▸ DOCUMENT EXTRACT
———

Thursday, May 9, 2013

Why everyone should work in the restaurant business at least once in their lives

Now that I have hit middle age (gulp), I have noticed that I have a lot of criticism for the 30 and younger set.  It's a rite of passage, those who are a bit older and have more wisdom under their muffin top belt, talk about how the youth of today have no manners, no work ethic and how we are  doomed since these younger generations will take care of us (or not) in our golden years.

So, woo- hoo, I am now one of those kind of people.

I've been thinking a lot about this recently and thinking back to my own youth.  Certainly kids learn manners from their parents and their youthful surroundings, but it goes beyond manners and courtesy.  It's about learning how to think a couple of steps ahead, to avoid difficulty and how to read people.

Sure, I learned a lot of this from my parents and other role models, but mostly I learned this by working in the restaurant business.

I spent a total of 11 years working in some aspect of the restaurant business, I've been a server, bartender, cashier, manager.  It's where I went when I dropped out of college in my junior year and I stayed there until after I finished my Master's Degree.  I stayed because it was a helluva lot of fun.  Seriously the restaurant industry is like no other for the fun, the parties and the kind of people the industry attracts, truly weird-in-the-most-wonderful-sense kind of people of all different types and backgrounds coming together, bonding and brawling over bread baskets, dirty dishes and  the garlic and coffee tinged air.

———

▸ LISTED ENTRIES

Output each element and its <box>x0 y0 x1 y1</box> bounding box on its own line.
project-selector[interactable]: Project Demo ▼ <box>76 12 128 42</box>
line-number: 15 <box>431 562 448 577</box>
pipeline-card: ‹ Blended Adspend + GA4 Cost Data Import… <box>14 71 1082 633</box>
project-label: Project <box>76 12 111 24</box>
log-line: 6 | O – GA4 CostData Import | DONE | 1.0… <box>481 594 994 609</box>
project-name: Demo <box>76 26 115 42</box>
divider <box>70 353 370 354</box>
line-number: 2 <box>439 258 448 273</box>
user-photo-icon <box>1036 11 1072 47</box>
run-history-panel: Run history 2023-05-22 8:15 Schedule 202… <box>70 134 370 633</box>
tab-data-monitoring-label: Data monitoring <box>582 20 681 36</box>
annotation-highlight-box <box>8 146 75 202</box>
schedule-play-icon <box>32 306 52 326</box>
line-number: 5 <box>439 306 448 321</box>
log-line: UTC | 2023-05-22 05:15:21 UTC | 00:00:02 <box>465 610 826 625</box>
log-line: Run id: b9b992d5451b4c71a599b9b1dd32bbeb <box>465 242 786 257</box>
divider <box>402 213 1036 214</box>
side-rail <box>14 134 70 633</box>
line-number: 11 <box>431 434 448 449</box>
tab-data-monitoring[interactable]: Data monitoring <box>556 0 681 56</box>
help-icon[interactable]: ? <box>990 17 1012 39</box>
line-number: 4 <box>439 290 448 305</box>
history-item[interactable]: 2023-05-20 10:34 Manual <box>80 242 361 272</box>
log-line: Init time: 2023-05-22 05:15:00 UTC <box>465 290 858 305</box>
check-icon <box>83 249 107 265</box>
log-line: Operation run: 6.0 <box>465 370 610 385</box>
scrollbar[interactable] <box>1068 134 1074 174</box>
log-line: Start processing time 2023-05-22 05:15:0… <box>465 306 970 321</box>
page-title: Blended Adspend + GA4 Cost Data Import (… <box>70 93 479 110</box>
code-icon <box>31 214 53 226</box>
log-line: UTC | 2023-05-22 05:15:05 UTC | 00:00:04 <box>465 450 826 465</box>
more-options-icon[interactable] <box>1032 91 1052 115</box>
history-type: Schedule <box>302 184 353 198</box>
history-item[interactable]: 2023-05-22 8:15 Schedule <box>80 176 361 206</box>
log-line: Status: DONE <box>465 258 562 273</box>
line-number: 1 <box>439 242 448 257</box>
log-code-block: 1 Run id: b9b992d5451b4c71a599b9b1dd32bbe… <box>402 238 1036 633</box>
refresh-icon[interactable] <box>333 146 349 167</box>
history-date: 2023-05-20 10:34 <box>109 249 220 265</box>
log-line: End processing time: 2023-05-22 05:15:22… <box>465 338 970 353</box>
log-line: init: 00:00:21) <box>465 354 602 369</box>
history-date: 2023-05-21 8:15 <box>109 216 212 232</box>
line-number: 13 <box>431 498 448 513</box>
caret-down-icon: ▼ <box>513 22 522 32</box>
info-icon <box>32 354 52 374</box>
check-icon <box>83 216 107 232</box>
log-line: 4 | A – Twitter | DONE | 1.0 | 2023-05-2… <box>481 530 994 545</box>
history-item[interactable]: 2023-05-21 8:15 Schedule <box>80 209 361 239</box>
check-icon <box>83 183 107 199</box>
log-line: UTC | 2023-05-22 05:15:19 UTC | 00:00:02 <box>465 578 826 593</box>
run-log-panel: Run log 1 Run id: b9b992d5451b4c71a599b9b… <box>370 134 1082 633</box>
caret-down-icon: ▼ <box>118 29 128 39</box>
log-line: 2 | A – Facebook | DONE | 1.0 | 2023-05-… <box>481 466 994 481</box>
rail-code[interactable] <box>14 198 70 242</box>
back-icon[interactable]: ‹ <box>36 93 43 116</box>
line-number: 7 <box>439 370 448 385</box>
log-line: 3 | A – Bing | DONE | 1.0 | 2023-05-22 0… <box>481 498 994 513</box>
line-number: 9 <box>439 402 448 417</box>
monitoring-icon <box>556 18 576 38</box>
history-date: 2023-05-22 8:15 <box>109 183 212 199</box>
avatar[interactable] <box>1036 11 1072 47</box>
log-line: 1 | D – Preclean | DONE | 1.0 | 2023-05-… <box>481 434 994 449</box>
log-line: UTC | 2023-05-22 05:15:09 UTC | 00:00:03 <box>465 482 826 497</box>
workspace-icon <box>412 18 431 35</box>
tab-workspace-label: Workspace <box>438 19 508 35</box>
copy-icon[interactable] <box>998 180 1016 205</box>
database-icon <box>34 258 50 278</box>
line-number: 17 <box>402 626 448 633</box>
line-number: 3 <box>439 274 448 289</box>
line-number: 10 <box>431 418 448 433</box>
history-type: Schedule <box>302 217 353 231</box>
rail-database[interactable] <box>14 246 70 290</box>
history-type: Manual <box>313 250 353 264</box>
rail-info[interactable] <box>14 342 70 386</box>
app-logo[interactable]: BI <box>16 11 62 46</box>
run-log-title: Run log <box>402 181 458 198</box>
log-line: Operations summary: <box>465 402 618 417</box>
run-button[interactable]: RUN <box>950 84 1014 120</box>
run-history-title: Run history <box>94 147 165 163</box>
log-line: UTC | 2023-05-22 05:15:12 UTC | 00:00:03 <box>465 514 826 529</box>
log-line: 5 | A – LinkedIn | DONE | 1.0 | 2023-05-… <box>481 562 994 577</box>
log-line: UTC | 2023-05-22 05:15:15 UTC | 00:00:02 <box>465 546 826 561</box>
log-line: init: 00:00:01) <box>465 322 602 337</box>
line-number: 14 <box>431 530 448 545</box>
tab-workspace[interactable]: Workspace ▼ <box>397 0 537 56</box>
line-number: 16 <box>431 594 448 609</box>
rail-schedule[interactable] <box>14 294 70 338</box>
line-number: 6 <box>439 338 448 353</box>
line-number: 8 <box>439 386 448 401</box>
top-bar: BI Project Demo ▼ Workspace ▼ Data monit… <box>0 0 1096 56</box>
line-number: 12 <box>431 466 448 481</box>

———

▸ WRITTEN TASKS
1 – In the restaurant essay:
(a) How many years in total did the writer spend working in the restaurant business?
(b) Which roles does the writer list having held there?
(c) At what point did the writer start working in restaurants, and until when did the writer stay?
2 – Revise the restaurant essay by writing out everything from "Why everyone should" down to "our golden years.", with "middle age" changed to "my forties".

▸ OUTPUTS BY TASK
1 –
(a) 11 years.
(b) Server, bartender, cashier and manager.
(c) The writer started after dropping out of college in the junior year and stayed until after finishing a Master's Degree.

2 –
Why everyone should work in the restaurant business at least once in their lives

Now that I have hit my forties (gulp), I have noticed that I have a lot of criticism for the 30 and younger set.  It's a rite of passage, those who are a bit older and have more wisdom under their muffin top belt, talk about how the youth of today have no manners, no work ethic and how we are  doomed since these younger generations will take care of us (or not) in our golden years.